Lines that include the word "这个中心意思" are the ones to copy.

Stored data =>

* * * * *

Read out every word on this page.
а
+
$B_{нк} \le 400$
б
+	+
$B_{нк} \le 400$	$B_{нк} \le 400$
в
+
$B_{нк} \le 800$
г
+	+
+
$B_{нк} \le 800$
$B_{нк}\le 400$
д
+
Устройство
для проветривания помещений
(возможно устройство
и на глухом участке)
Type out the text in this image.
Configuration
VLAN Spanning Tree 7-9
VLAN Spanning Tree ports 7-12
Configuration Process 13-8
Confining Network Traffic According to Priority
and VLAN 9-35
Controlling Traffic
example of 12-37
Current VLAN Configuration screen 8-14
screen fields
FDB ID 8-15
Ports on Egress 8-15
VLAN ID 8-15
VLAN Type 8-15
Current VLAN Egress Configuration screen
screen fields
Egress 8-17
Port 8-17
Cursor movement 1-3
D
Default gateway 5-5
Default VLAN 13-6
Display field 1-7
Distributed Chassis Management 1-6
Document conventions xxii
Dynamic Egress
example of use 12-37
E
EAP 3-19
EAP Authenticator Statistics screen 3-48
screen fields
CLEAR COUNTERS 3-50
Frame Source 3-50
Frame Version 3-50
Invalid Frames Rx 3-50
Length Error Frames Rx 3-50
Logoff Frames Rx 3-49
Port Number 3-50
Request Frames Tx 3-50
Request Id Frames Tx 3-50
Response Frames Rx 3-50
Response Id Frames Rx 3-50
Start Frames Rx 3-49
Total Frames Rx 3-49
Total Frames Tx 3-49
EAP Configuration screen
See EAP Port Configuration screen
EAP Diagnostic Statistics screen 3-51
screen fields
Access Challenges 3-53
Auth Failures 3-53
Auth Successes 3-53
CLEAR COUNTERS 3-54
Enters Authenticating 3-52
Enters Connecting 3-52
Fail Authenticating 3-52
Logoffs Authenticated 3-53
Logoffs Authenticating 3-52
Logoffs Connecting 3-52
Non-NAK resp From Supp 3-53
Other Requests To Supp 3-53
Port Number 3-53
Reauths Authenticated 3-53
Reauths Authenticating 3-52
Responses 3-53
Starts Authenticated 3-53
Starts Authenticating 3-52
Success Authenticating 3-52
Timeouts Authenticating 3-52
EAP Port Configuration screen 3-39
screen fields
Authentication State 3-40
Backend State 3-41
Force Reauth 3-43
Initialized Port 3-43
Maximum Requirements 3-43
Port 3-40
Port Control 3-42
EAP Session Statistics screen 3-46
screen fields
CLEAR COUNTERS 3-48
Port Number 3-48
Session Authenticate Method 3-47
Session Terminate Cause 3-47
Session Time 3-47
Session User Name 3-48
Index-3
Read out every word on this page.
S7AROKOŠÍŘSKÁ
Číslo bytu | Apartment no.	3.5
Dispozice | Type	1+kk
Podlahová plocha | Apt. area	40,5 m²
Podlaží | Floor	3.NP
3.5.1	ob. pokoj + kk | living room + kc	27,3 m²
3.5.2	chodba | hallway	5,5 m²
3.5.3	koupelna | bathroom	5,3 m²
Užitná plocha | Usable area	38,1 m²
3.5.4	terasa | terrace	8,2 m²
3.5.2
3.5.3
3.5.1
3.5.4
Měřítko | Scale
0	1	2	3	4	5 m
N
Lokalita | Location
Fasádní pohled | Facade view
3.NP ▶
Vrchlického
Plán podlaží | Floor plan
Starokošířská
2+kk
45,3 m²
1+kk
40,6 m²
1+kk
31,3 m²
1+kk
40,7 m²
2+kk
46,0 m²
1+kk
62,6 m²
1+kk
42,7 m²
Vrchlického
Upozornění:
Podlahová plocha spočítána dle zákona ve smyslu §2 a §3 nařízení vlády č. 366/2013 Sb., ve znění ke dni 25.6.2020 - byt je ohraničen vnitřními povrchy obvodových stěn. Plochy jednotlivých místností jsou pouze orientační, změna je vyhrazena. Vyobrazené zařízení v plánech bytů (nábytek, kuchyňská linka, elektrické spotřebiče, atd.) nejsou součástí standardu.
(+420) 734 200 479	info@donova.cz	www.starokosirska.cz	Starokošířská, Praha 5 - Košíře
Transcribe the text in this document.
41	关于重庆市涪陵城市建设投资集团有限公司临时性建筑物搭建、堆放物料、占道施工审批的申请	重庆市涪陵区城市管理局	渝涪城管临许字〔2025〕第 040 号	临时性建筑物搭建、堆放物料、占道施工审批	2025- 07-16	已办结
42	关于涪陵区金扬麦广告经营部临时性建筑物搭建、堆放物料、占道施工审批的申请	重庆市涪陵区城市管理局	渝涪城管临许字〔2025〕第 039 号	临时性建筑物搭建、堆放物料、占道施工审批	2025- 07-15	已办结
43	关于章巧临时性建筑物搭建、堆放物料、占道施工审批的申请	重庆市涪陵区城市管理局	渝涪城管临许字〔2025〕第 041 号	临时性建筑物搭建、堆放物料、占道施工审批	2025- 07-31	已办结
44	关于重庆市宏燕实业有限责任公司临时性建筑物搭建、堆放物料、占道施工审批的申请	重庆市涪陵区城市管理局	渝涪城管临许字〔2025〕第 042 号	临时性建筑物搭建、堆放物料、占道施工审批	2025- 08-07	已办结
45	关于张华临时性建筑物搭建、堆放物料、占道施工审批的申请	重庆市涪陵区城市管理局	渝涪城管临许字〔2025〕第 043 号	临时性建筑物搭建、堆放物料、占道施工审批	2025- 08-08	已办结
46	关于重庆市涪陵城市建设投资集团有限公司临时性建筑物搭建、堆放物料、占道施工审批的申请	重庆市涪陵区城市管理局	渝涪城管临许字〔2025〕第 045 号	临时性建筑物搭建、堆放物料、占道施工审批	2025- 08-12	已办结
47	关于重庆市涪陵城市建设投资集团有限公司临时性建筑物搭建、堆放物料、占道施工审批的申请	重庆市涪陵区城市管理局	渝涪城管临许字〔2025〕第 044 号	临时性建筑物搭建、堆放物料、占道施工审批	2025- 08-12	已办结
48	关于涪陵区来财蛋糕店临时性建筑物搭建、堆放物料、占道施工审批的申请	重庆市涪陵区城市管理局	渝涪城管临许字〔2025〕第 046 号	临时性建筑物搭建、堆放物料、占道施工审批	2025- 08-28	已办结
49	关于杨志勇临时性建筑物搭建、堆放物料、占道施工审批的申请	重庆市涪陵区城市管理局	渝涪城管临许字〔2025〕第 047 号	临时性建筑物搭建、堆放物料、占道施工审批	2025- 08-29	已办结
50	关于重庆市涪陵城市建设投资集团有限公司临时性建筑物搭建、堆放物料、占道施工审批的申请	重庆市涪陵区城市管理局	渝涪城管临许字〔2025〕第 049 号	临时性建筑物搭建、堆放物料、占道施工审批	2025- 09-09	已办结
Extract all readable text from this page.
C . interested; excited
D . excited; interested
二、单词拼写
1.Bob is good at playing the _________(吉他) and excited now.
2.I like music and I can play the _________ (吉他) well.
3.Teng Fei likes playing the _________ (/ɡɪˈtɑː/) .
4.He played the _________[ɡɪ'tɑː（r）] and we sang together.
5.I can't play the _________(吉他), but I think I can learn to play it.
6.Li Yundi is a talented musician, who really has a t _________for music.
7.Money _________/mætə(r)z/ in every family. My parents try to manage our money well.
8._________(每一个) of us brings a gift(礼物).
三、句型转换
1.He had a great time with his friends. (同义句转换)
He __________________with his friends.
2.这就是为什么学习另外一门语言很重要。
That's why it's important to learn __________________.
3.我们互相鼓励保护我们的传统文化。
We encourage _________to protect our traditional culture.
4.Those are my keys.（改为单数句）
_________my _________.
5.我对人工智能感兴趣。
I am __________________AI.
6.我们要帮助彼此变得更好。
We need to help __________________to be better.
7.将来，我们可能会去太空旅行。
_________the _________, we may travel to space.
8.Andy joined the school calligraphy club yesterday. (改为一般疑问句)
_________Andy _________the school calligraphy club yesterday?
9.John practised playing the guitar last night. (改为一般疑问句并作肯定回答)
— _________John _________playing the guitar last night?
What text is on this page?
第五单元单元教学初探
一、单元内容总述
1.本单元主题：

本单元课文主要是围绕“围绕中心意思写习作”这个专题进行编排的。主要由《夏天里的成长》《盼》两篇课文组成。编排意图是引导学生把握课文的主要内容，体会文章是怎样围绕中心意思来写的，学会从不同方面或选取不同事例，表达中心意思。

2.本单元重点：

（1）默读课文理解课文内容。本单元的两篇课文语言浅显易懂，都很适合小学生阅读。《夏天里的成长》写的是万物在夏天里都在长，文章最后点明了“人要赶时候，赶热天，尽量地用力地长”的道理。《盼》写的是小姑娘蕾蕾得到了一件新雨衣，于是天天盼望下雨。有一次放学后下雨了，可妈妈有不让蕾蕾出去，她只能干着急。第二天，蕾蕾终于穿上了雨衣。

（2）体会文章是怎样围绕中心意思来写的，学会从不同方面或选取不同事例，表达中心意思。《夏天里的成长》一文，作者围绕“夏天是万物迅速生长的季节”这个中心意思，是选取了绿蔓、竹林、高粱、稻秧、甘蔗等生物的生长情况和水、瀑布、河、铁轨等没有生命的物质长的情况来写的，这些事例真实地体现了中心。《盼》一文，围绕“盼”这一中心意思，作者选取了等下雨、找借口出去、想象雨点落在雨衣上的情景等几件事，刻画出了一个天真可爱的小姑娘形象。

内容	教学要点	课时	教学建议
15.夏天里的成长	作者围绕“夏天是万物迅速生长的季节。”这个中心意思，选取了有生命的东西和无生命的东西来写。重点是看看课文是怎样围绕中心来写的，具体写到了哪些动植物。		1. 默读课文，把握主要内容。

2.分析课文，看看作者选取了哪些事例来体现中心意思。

* * * * *

Exercise answer =>
（2）体会文章是怎样围绕中心意思来写的，学会从不同方面或选取不同事例，表达中心意思。《夏天里的成长》一文，作者围绕“夏天是万物迅速生长的季节”这个中心意思，是选取了绿蔓、竹林、高粱、稻秧、甘蔗等生物的生长情况和水、瀑布、河、铁轨等没有生命的物质长的情况来写的，这些事例真实地体现了中心。《盼》一文，围绕“盼”这一中心意思，作者选取了等下雨、找借口出去、想象雨点落在雨衣上的情景等几件事，刻画出了一个天真可爱的小姑娘形象。
15.夏天里的成长	作者围绕“夏天是万物迅速生长的季节。”这个中心意思，选取了有生命的东西和无生命的东西来写。重点是看看课文是怎样围绕中心来写的，具体写到了哪些动植物。		1. 默读课文，把握主要内容。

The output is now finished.